■ **Goal**: Nothing in the records may be left out or altered; reproduce them all exactly.

■ **Records to use**:
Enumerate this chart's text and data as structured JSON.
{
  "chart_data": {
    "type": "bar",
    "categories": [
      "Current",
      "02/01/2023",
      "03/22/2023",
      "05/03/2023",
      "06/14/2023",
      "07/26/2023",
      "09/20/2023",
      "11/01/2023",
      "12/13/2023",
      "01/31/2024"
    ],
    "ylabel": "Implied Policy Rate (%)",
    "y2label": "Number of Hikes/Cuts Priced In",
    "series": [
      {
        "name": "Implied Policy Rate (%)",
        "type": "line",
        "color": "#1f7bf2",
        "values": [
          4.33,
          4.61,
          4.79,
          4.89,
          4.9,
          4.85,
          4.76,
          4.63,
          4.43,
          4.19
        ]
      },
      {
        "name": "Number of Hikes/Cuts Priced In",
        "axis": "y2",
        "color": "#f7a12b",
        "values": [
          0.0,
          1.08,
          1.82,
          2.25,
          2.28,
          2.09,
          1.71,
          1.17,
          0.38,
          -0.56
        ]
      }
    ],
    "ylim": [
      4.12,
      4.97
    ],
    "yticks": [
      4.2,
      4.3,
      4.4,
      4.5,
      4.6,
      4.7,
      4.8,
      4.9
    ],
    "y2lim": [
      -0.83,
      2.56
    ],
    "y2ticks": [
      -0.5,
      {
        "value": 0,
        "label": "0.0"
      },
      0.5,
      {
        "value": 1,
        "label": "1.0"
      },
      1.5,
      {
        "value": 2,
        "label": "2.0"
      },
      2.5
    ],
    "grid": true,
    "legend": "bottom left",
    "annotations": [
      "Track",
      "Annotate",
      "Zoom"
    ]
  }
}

■ **Response**:
Enumerate this chart's text and data as structured JSON.
{
  "chart_data": {
    "type": "bar",
    "categories": [
      "Current",
      "02/01/2023",
      "03/22/2023",
      "05/03/2023",
      "06/14/2023",
      "07/26/2023",
      "09/20/2023",
      "11/01/2023",
      "12/13/2023",
      "01/31/2024"
    ],
    "ylabel": "Implied Policy Rate (%)",
    "y2label": "Number of Hikes/Cuts Priced In",
    "series": [
      {
        "name": "Implied Policy Rate (%)",
        "type": "line",
        "color": "#1f7bf2",
        "values": [
          4.33,
          4.61,
          4.79,
          4.89,
          4.9,
          4.85,
          4.76,
          4.63,
          4.43,
          4.19
        ]
      },
      {
        "name": "Number of Hikes/Cuts Priced In",
        "axis": "y2",
        "color": "#f7a12b",
        "values": [
          0.0,
          1.08,
          1.82,
          2.25,
          2.28,
          2.09,
          1.71,
          1.17,
          0.38,
          -0.56
        ]
      }
    ],
    "ylim": [
      4.12,
      4.97
    ],
    "yticks": [
      4.2,
      4.3,
      4.4,
      4.5,
      4.6,
      4.7,
      4.8,
      4.9
    ],
    "y2lim": [
      -0.83,
      2.56
    ],
    "y2ticks": [
      -0.5,
      {
        "value": 0,
        "label": "0.0"
      },
      0.5,
      {
        "value": 1,
        "label": "1.0"
      },
      1.5,
      {
        "value": 2,
        "label": "2.0"
      },
      2.5
    ],
    "grid": true,
    "legend": "bottom left",
    "annotations": [
      "Track",
      "Annotate",
      "Zoom"
    ]
  }
}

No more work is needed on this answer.